* Objective
Scan the listing below and copy every line holding "حدثنا".

━━━━

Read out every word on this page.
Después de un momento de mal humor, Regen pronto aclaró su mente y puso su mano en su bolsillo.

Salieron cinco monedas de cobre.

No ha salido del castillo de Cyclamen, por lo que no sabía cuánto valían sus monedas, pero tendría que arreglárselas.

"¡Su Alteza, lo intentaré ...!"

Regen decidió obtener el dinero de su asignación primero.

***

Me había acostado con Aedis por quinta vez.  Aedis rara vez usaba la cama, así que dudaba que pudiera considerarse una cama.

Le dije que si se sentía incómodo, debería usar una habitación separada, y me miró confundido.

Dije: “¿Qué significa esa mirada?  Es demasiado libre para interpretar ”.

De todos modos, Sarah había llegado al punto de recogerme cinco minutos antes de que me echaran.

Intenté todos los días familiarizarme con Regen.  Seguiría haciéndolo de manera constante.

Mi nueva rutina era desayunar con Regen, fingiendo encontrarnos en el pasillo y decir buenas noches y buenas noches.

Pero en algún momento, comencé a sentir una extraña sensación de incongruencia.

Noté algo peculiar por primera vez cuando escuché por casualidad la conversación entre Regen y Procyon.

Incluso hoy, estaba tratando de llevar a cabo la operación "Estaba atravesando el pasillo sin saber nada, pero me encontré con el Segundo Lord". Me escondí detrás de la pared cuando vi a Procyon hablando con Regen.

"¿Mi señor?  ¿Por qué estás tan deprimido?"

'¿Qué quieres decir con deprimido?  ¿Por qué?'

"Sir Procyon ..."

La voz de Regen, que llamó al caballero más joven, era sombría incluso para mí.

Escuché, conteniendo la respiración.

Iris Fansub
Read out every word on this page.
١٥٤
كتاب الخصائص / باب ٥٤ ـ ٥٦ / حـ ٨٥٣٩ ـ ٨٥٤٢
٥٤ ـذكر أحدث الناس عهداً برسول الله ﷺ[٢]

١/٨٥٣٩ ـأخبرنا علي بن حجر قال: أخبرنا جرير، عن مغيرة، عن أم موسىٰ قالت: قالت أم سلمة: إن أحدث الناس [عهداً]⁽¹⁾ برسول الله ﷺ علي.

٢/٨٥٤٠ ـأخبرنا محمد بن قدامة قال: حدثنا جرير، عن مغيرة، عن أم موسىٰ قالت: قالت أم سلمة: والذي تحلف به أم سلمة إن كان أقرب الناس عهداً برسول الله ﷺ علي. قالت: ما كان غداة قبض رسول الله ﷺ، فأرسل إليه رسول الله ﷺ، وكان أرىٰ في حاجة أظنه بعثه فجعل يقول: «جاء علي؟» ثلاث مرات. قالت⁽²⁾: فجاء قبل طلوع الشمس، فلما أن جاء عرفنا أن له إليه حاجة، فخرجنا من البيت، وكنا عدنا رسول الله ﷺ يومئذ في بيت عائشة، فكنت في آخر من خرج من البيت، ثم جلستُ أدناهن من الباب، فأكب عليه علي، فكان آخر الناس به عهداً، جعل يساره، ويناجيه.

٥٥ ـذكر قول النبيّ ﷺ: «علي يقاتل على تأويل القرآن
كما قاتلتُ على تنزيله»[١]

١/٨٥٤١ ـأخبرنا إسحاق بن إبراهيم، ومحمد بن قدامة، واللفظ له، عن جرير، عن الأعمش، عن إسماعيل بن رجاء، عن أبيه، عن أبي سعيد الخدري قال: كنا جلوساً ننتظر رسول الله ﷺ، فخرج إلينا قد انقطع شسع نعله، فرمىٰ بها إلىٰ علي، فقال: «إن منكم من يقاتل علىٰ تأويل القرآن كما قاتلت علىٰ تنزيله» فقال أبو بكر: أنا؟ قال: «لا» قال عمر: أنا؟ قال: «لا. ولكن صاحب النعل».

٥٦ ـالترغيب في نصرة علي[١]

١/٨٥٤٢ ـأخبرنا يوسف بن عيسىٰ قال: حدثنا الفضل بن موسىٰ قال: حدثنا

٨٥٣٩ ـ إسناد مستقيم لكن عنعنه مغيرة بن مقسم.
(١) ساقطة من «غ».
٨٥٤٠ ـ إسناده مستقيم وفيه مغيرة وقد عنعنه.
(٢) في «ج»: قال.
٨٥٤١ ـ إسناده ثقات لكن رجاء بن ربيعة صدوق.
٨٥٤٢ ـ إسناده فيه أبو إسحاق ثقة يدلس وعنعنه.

━━━━

* Expected answer
٢/٨٥٤٠ ـأخبرنا محمد بن قدامة قال: حدثنا جرير، عن مغيرة، عن أم موسىٰ قالت: قالت أم سلمة: والذي تحلف به أم سلمة إن كان أقرب الناس عهداً برسول الله ﷺ علي. قالت: ما كان غداة قبض رسول الله ﷺ، فأرسل إليه رسول الله ﷺ، وكان أرىٰ في حاجة أظنه بعثه فجعل يقول: «جاء علي؟» ثلاث مرات. قالت⁽²⁾: فجاء قبل طلوع الشمس، فلما أن جاء عرفنا أن له إليه حاجة، فخرجنا من البيت، وكنا عدنا رسول الله ﷺ يومئذ في بيت عائشة، فكنت في آخر من خرج من البيت، ثم جلستُ أدناهن من الباب، فأكب عليه علي، فكان آخر الناس به عهداً، جعل يساره، ويناجيه.
١/٨٥٤٢ ـأخبرنا يوسف بن عيسىٰ قال: حدثنا الفضل بن موسىٰ قال: حدثنا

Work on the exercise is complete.